EXERCISE TASK. Transcribe each record below word for word.

########

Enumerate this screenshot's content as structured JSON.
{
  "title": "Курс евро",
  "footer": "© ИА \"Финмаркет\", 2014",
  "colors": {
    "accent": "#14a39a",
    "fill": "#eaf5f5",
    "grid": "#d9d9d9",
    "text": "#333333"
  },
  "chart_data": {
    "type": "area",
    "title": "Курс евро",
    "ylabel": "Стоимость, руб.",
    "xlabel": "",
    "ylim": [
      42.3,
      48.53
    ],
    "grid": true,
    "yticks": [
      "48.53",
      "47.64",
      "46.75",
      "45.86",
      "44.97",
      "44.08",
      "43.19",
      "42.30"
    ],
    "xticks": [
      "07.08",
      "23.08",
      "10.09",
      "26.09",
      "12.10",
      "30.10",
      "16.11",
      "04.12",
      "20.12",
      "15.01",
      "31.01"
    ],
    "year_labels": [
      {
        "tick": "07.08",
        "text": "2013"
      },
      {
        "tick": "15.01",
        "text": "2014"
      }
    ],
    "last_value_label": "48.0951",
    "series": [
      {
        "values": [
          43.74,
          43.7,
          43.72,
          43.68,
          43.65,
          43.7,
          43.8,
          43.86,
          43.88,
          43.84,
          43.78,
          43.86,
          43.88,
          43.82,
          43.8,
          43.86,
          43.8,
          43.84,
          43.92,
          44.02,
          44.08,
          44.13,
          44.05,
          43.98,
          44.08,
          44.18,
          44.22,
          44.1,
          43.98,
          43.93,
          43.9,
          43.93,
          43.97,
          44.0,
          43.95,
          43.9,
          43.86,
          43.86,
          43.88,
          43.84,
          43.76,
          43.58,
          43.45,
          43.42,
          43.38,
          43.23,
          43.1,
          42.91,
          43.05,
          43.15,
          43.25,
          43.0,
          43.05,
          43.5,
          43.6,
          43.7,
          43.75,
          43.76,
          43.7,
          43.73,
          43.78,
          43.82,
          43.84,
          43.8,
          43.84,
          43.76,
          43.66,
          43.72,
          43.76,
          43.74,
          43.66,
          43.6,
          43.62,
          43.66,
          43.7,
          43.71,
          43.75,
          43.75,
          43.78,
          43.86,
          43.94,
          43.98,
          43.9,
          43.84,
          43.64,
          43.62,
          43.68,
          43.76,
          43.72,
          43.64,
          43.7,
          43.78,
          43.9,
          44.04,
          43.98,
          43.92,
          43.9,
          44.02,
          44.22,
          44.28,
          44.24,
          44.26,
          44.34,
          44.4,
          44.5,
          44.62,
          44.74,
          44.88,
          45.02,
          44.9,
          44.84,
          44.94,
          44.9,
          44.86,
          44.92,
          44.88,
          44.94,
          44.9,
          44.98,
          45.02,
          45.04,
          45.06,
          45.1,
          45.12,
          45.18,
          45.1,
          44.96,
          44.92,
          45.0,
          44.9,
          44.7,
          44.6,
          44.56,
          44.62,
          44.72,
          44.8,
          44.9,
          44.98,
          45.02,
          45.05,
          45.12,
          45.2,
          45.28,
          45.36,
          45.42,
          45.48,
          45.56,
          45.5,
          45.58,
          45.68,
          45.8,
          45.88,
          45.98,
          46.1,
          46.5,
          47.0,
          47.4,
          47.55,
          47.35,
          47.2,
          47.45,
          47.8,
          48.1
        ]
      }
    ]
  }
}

########

FULL RESPONSE.
Enumerate this screenshot's content as structured JSON.
{
  "title": "Курс евро",
  "footer": "© ИА \"Финмаркет\", 2014",
  "colors": {
    "accent": "#14a39a",
    "fill": "#eaf5f5",
    "grid": "#d9d9d9",
    "text": "#333333"
  },
  "chart_data": {
    "type": "area",
    "title": "Курс евро",
    "ylabel": "Стоимость, руб.",
    "xlabel": "",
    "ylim": [
      42.3,
      48.53
    ],
    "grid": true,
    "yticks": [
      "48.53",
      "47.64",
      "46.75",
      "45.86",
      "44.97",
      "44.08",
      "43.19",
      "42.30"
    ],
    "xticks": [
      "07.08",
      "23.08",
      "10.09",
      "26.09",
      "12.10",
      "30.10",
      "16.11",
      "04.12",
      "20.12",
      "15.01",
      "31.01"
    ],
    "year_labels": [
      {
        "tick": "07.08",
        "text": "2013"
      },
      {
        "tick": "15.01",
        "text": "2014"
      }
    ],
    "last_value_label": "48.0951",
    "series": [
      {
        "values": [
          43.74,
          43.7,
          43.72,
          43.68,
          43.65,
          43.7,
          43.8,
          43.86,
          43.88,
          43.84,
          43.78,
          43.86,
          43.88,
          43.82,
          43.8,
          43.86,
          43.8,
          43.84,
          43.92,
          44.02,
          44.08,
          44.13,
          44.05,
          43.98,
          44.08,
          44.18,
          44.22,
          44.1,
          43.98,
          43.93,
          43.9,
          43.93,
          43.97,
          44.0,
          43.95,
          43.9,
          43.86,
          43.86,
          43.88,
          43.84,
          43.76,
          43.58,
          43.45,
          43.42,
          43.38,
          43.23,
          43.1,
          42.91,
          43.05,
          43.15,
          43.25,
          43.0,
          43.05,
          43.5,
          43.6,
          43.7,
          43.75,
          43.76,
          43.7,
          43.73,
          43.78,
          43.82,
          43.84,
          43.8,
          43.84,
          43.76,
          43.66,
          43.72,
          43.76,
          43.74,
          43.66,
          43.6,
          43.62,
          43.66,
          43.7,
          43.71,
          43.75,
          43.75,
          43.78,
          43.86,
          43.94,
          43.98,
          43.9,
          43.84,
          43.64,
          43.62,
          43.68,
          43.76,
          43.72,
          43.64,
          43.7,
          43.78,
          43.9,
          44.04,
          43.98,
          43.92,
          43.9,
          44.02,
          44.22,
          44.28,
          44.24,
          44.26,
          44.34,
          44.4,
          44.5,
          44.62,
          44.74,
          44.88,
          45.02,
          44.9,
          44.84,
          44.94,
          44.9,
          44.86,
          44.92,
          44.88,
          44.94,
          44.9,
          44.98,
          45.02,
          45.04,
          45.06,
          45.1,
          45.12,
          45.18,
          45.1,
          44.96,
          44.92,
          45.0,
          44.9,
          44.7,
          44.6,
          44.56,
          44.62,
          44.72,
          44.8,
          44.9,
          44.98,
          45.02,
          45.05,
          45.12,
          45.2,
          45.28,
          45.36,
          45.42,
          45.48,
          45.56,
          45.5,
          45.58,
          45.68,
          45.8,
          45.88,
          45.98,
          46.1,
          46.5,
          47.0,
          47.4,
          47.55,
          47.35,
          47.2,
          47.45,
          47.8,
          48.1
        ]
      }
    ]
  }
}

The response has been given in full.